▶ **Extracts from a graphics dataset**:
+++
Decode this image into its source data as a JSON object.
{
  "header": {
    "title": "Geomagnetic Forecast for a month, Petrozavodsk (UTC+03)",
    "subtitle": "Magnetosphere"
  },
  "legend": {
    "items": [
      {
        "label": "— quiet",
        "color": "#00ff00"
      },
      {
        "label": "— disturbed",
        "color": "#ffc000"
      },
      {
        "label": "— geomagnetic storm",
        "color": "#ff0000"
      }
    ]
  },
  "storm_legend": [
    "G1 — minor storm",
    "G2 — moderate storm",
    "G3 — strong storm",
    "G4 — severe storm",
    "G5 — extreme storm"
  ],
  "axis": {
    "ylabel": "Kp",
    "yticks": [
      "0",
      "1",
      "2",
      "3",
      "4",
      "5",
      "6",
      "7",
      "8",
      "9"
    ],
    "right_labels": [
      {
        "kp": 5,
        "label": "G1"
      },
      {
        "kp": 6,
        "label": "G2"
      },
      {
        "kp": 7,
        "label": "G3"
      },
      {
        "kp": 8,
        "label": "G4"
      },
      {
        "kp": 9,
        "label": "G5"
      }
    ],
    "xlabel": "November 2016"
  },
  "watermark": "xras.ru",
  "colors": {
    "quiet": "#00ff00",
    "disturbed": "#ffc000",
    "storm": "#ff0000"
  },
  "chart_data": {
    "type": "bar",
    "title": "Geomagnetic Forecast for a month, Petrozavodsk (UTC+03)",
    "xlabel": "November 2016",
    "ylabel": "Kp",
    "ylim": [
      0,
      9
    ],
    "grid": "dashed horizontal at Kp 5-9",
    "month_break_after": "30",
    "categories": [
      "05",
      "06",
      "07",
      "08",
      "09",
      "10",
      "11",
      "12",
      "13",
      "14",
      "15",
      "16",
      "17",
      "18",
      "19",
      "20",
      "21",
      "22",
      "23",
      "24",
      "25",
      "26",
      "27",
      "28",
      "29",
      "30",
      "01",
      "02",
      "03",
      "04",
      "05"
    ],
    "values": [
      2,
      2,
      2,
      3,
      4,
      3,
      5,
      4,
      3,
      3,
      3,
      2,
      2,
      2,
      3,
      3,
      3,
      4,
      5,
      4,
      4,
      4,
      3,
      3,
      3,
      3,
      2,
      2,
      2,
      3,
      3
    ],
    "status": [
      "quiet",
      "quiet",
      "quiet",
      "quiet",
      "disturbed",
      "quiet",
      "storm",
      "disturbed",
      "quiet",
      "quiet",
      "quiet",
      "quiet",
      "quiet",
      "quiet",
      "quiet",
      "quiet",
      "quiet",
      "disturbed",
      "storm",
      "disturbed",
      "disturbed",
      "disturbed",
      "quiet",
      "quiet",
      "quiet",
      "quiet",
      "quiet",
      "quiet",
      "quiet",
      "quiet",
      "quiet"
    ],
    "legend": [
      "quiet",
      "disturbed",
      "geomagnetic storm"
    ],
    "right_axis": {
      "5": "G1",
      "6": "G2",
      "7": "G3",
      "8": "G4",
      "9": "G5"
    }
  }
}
+++
Take the entries above and copy them out exactly.

▶ **Result of the task**:
Decode this image into its source data as a JSON object.
{
  "header": {
    "title": "Geomagnetic Forecast for a month, Petrozavodsk (UTC+03)",
    "subtitle": "Magnetosphere"
  },
  "legend": {
    "items": [
      {
        "label": "— quiet",
        "color": "#00ff00"
      },
      {
        "label": "— disturbed",
        "color": "#ffc000"
      },
      {
        "label": "— geomagnetic storm",
        "color": "#ff0000"
      }
    ]
  },
  "storm_legend": [
    "G1 — minor storm",
    "G2 — moderate storm",
    "G3 — strong storm",
    "G4 — severe storm",
    "G5 — extreme storm"
  ],
  "axis": {
    "ylabel": "Kp",
    "yticks": [
      "0",
      "1",
      "2",
      "3",
      "4",
      "5",
      "6",
      "7",
      "8",
      "9"
    ],
    "right_labels": [
      {
        "kp": 5,
        "label": "G1"
      },
      {
        "kp": 6,
        "label": "G2"
      },
      {
        "kp": 7,
        "label": "G3"
      },
      {
        "kp": 8,
        "label": "G4"
      },
      {
        "kp": 9,
        "label": "G5"
      }
    ],
    "xlabel": "November 2016"
  },
  "watermark": "xras.ru",
  "colors": {
    "quiet": "#00ff00",
    "disturbed": "#ffc000",
    "storm": "#ff0000"
  },
  "chart_data": {
    "type": "bar",
    "title": "Geomagnetic Forecast for a month, Petrozavodsk (UTC+03)",
    "xlabel": "November 2016",
    "ylabel": "Kp",
    "ylim": [
      0,
      9
    ],
    "grid": "dashed horizontal at Kp 5-9",
    "month_break_after": "30",
    "categories": [
      "05",
      "06",
      "07",
      "08",
      "09",
      "10",
      "11",
      "12",
      "13",
      "14",
      "15",
      "16",
      "17",
      "18",
      "19",
      "20",
      "21",
      "22",
      "23",
      "24",
      "25",
      "26",
      "27",
      "28",
      "29",
      "30",
      "01",
      "02",
      "03",
      "04",
      "05"
    ],
    "values": [
      2,
      2,
      2,
      3,
      4,
      3,
      5,
      4,
      3,
      3,
      3,
      2,
      2,
      2,
      3,
      3,
      3,
      4,
      5,
      4,
      4,
      4,
      3,
      3,
      3,
      3,
      2,
      2,
      2,
      3,
      3
    ],
    "status": [
      "quiet",
      "quiet",
      "quiet",
      "quiet",
      "disturbed",
      "quiet",
      "storm",
      "disturbed",
      "quiet",
      "quiet",
      "quiet",
      "quiet",
      "quiet",
      "quiet",
      "quiet",
      "quiet",
      "quiet",
      "disturbed",
      "storm",
      "disturbed",
      "disturbed",
      "disturbed",
      "quiet",
      "quiet",
      "quiet",
      "quiet",
      "quiet",
      "quiet",
      "quiet",
      "quiet",
      "quiet"
    ],
    "legend": [
      "quiet",
      "disturbed",
      "geomagnetic storm"
    ],
    "right_axis": {
      "5": "G1",
      "6": "G2",
      "7": "G3",
      "8": "G4",
      "9": "G5"
    }
  }
}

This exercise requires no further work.